Responda a estas perguntas sobre o trecho acerca da eólica offshore no Brasil:
(a) Quem administra os requisitos de conteúdo local?
(b) Quais disciplinas o trecho aponta como transferíveis?
(c) Em que águas ocorre a expansão da qual o projeto East Anglia TWO faz parte?

TRECHO FORNECIDO -
******************************
Para fornecedores e engenheiros brasileiros, a relevância está em compreender como essa lógica de cadeia de suprimentos pode se replicar à medida que o setor de eólica offshore no Brasil avança. O pipeline de eólica offshore brasileiro ainda se encontra em estágio inicial de desenvolvimento — licenciamento ambiental, marcos regulatórios para conexão à rede e questões de infraestrutura portuária ainda estão sendo equacionados —, mas a trajetória em direção à implantação em larga escala de eólica offshore é tratada de forma crescente como premissa de planejamento, e não como cenário especulativo. Quando essa fase de implantação chegar, as mesmas categorias de produto que hoje são contratadas no Mar do Norte precisarão ser supridas, localizadas ou importadas para projetos brasileiros.

Sistemas de proteção de cabos são um exemplo concreto. Os requisitos de conteúdo local — administrados pela ANP e estruturados por meio do marco de conteúdo local — historicamente induziram operadores e contratistas a desenvolver ou qualificar fornecedores domésticos para categorias de equipamentos que atingem volume suficiente. Se os sistemas de proteção de cabos virão a integrar obrigações de conteúdo local em projetos brasileiros de eólica offshore depende de decisões regulatórias que ainda não foram tomadas. Mas a lógica comercial é conhecida: se a demanda atingir escala, há incentivo para qualificar fabricantes brasileiros, e as especificações técnicas empregadas em projetos como o East Anglia TWO tornam-se o padrão de referência em relação ao qual a capacidade doméstica é avaliada.

Para empresas brasileiras de engenharia e fornecimento atualmente ativas no segmento subsea de óleo e gás — especialmente aquelas que trabalham com acessórios de dutos flexíveis, proteção de riser ou componentes estruturais subsea — o mercado de proteção de cabos para eólica offshore representa um espaço de produto adjacente que merece acompanhamento. As competências essenciais se sobrepõem mais do que a distinção entre fontes de energia poderia sugerir. Seleção de materiais, análise de fadiga e engenharia de interface para ambientes marinhos dinâmicos são disciplinas transferíveis.

O papel da Seaway7 nesta adjudicação também merece atenção sob a perspectiva brasileira. Contratistas de instalação de eólica offshore com histórico no Mar do Norte estão entre os candidatos prováveis para futuros projetos brasileiros de eólica offshore, seja diretamente ou por meio de joint ventures com entidades locais. Compreender suas preferências de cadeia de suprimentos e suas listas de fornecedores qualificados é comercialmente relevante para empresas brasileiras que venham a buscar inserção nessas cadeias.


CONTEXTO

O projeto East Anglia TWO se insere em uma expansão mais ampla da capacidade de eólica offshore fixa em águas britânicas, onde a escala dos projetos e a complexidade de instalação têm impulsionado especialização crescente em toda a cadeia de fornecimento. O segmento de proteção de cabos tem visto diversas empresas especializadas consolidar posições em múltiplos projetos, construindo históricos de qualificação que funcionam como barreiras de entrada para novos participantes — uma dinâmica que fornecedores brasileiros interessados em ingressar no setor precisarão considerar em seu planejamento.

O marco regulatório e comercial da eólica offshore no Brasil ainda está sendo definido. O ritmo com que requisitos de localização da cadeia de suprimentos venham a surgir dependerá fortemente de como esse marco se desenvolve e do volume e sequenciamento dos projetos que efetivamente chegarem à decisão final de investimento.
******************************
CONJUNTO DE DADOS -

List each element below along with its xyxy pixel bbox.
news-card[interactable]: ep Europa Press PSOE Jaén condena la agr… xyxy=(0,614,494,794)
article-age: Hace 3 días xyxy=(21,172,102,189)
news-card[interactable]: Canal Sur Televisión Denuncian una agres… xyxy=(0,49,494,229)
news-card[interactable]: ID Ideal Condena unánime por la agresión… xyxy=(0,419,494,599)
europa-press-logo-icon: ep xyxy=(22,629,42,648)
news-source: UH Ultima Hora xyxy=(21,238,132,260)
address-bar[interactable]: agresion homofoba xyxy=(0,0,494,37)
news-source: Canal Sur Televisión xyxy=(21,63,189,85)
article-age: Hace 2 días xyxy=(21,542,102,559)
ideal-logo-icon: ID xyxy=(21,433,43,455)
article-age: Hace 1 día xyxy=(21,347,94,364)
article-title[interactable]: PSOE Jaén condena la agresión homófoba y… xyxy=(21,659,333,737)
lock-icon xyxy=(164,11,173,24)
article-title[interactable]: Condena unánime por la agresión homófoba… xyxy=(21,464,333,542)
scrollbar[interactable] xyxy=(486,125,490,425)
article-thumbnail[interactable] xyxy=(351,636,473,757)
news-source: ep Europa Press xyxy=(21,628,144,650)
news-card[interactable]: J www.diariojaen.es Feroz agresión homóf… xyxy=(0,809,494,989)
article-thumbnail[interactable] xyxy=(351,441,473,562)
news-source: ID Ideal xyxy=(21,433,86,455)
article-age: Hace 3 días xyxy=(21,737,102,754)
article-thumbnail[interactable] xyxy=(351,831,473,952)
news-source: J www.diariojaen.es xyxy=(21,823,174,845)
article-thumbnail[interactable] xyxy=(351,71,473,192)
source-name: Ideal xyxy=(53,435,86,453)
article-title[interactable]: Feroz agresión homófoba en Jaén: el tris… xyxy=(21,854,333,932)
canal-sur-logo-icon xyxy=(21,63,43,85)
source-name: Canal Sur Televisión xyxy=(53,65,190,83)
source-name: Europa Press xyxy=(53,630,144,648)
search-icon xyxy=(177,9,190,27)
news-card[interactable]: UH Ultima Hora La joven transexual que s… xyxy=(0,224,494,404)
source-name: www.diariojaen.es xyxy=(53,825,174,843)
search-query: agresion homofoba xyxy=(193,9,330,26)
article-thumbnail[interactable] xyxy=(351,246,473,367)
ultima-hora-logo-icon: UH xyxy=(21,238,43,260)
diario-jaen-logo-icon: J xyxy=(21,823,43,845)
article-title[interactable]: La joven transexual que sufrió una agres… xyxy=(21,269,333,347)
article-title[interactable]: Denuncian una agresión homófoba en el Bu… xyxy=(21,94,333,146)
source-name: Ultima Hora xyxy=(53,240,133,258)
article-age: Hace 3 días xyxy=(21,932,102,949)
******************************
RESULTADO DA TAREFA -
(a) A ANP.
(b) Seleção de materiais, análise de fadiga e engenharia de interface para ambientes marinhos dinâmicos.
(c) Em águas britânicas.